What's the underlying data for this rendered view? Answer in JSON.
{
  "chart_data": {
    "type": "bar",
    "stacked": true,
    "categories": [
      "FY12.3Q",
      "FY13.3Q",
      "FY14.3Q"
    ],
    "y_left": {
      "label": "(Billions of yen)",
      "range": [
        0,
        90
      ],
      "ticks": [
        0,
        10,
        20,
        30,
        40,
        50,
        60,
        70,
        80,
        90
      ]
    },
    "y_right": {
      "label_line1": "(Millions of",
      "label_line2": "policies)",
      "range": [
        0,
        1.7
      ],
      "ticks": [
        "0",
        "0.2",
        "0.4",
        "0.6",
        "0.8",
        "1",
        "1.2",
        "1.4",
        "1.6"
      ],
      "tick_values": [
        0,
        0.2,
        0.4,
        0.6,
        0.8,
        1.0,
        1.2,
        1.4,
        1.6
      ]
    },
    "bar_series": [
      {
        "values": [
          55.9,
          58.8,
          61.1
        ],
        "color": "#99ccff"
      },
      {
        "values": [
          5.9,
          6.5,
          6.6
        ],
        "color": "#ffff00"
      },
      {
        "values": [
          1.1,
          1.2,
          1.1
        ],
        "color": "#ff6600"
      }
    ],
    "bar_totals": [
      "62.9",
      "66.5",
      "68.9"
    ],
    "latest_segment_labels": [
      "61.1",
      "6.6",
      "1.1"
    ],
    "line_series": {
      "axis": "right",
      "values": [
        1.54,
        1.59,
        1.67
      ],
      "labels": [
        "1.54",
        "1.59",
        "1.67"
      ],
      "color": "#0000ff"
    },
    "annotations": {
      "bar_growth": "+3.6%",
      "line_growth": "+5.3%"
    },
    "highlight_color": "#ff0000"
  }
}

• _WHAT IS REQUIRED_: Pull out each record as written and restate it exactly.

• _THE OUTPUT_:
What's the underlying data for this rendered view? Answer in JSON.
{
  "chart_data": {
    "type": "bar",
    "stacked": true,
    "categories": [
      "FY12.3Q",
      "FY13.3Q",
      "FY14.3Q"
    ],
    "y_left": {
      "label": "(Billions of yen)",
      "range": [
        0,
        90
      ],
      "ticks": [
        0,
        10,
        20,
        30,
        40,
        50,
        60,
        70,
        80,
        90
      ]
    },
    "y_right": {
      "label_line1": "(Millions of",
      "label_line2": "policies)",
      "range": [
        0,
        1.7
      ],
      "ticks": [
        "0",
        "0.2",
        "0.4",
        "0.6",
        "0.8",
        "1",
        "1.2",
        "1.4",
        "1.6"
      ],
      "tick_values": [
        0,
        0.2,
        0.4,
        0.6,
        0.8,
        1.0,
        1.2,
        1.4,
        1.6
      ]
    },
    "bar_series": [
      {
        "values": [
          55.9,
          58.8,
          61.1
        ],
        "color": "#99ccff"
      },
      {
        "values": [
          5.9,
          6.5,
          6.6
        ],
        "color": "#ffff00"
      },
      {
        "values": [
          1.1,
          1.2,
          1.1
        ],
        "color": "#ff6600"
      }
    ],
    "bar_totals": [
      "62.9",
      "66.5",
      "68.9"
    ],
    "latest_segment_labels": [
      "61.1",
      "6.6",
      "1.1"
    ],
    "line_series": {
      "axis": "right",
      "values": [
        1.54,
        1.59,
        1.67
      ],
      "labels": [
        "1.54",
        "1.59",
        "1.67"
      ],
      "color": "#0000ff"
    },
    "annotations": {
      "bar_growth": "+3.6%",
      "line_growth": "+5.3%"
    },
    "highlight_color": "#ff0000"
  }
}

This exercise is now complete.